[PROBLEM]
Give the records below as a two-column CSV with the columns "text" and "answer". Write one row per record, with its text and its answer each in a single quoted field, line breaks replaced by spaces, and pictures omitted.

=== RECORDS SUPPLIED ===

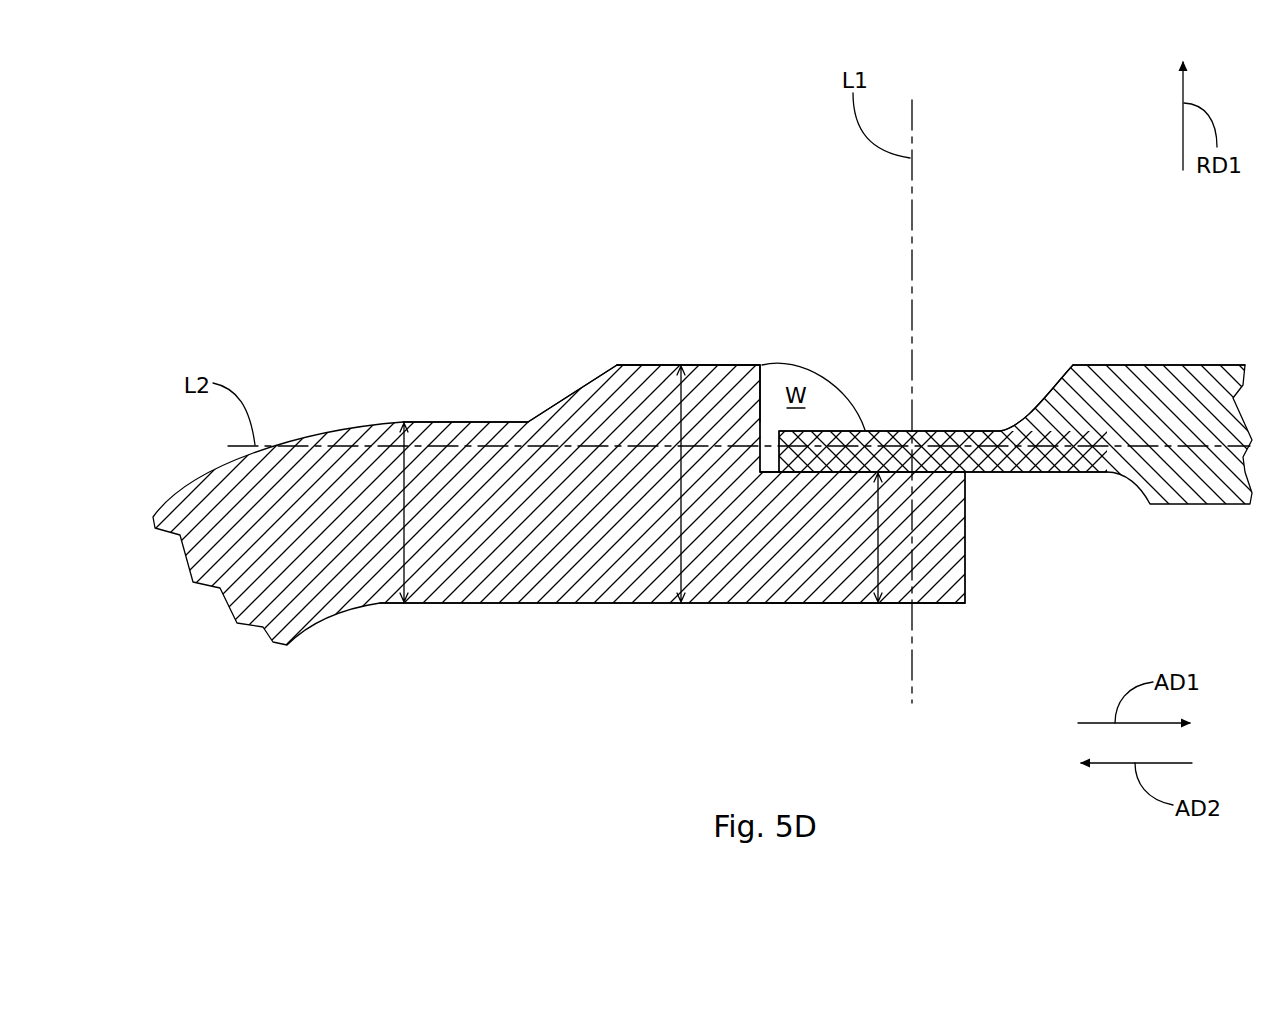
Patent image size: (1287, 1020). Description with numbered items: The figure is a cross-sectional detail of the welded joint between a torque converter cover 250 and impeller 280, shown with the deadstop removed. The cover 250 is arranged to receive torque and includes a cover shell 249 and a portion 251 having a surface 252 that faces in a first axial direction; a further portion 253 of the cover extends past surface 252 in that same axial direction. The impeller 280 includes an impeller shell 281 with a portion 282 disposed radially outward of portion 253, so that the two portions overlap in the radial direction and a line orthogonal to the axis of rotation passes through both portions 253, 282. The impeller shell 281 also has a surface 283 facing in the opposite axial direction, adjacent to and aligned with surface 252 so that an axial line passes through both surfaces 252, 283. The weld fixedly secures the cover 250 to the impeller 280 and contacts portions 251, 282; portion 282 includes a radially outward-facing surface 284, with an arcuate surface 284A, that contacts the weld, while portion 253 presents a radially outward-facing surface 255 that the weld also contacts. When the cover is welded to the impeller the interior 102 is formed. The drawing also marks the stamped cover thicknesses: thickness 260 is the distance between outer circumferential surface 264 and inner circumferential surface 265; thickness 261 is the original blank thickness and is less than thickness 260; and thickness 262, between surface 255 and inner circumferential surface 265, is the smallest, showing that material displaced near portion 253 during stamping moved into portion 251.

The interior 102 is at (564, 662).
The cover shell 249 is at (447, 420).
The cover 250 is at (453, 302).
The portion 251 is at (654, 392).
The surface 252 is at (762, 402).
The portion 253 is at (830, 567).
The surface 255 is at (767, 473).
The thickness 260 is at (683, 497).
The thickness 261 is at (406, 532).
The thickness 262 is at (878, 530).
The outer circumferential surface 264 is at (736, 365).
The inner circumferential surface 265 is at (638, 603).
The impeller 280 is at (980, 250).
The impeller shell 281 is at (1122, 363).
The portion 282 is at (933, 463).
The surface 283 is at (760, 437).
The surface 284 is at (967, 430).
The arcuate surface 284A is at (1035, 408).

===

[RESULT FOR THIS EXERCISE]
text,answer
"Patent image size: (1287, 1020). Description with numbered items: The figure is a cross-sectional detail of the welded joint between a torque converter cover 250 and impeller 280, shown with the deadstop removed. The cover 250 is arranged to receive torque and includes a cover shell 249 and a portion 251 having a surface 252 that faces in a first axial direction; a further portion 253 of the cover extends past surface 252 in that same axial direction. The impeller 280 includes an impeller shell 281 with a portion 282 disposed radially outward of portion 253, so that the two portions overlap in the radial direction and a line orthogonal to the axis of rotation passes through both portions 253, 282. The impeller shell 281 also has a surface 283 facing in the opposite axial direction, adjacent to and aligned with surface 252 so that an axial line passes through both surfaces 252, 283. The weld fixedly secures the cover 250 to the impeller 280 and contacts portions 251, 282; portion 282 includes a radially outward-facing surface 284, with an arcuate surface 284A, that contacts the weld, while portion 253 presents a radially outward-facing surface 255 that the weld also contacts. When the cover is welded to the impeller the interior 102 is formed. The drawing also marks the stamped cover thicknesses: thickness 260 is the distance between outer circumferential surface 264 and inner circumferential surface 265; thickness 261 is the original blank thickness and is less than thickness 260; and thickness 262, between surface 255 and inner circumferential surface 265, is the smallest, showing that material displaced near portion 253 during stamping moved into portion 251.","The interior 102 is at (564, 662). The cover shell 249 is at (447, 420). The cover 250 is at (453, 302). The portion 251 is at (654, 392). The surface 252 is at (762, 402). The portion 253 is at (830, 567). The surface 255 is at (767, 473). The thickness 260 is at (683, 497). The thickness 261 is at (406, 532). The thickness 262 is at (878, 530). The outer circumferential surface 264 is at (736, 365). The inner circumferential surface 265 is at (638, 603). The impeller 280 is at (980, 250). The impeller shell 281 is at (1122, 363). The portion 282 is at (933, 463). The surface 283 is at (760, 437). The surface 284 is at (967, 430). The arcuate surface 284A is at (1035, 408)."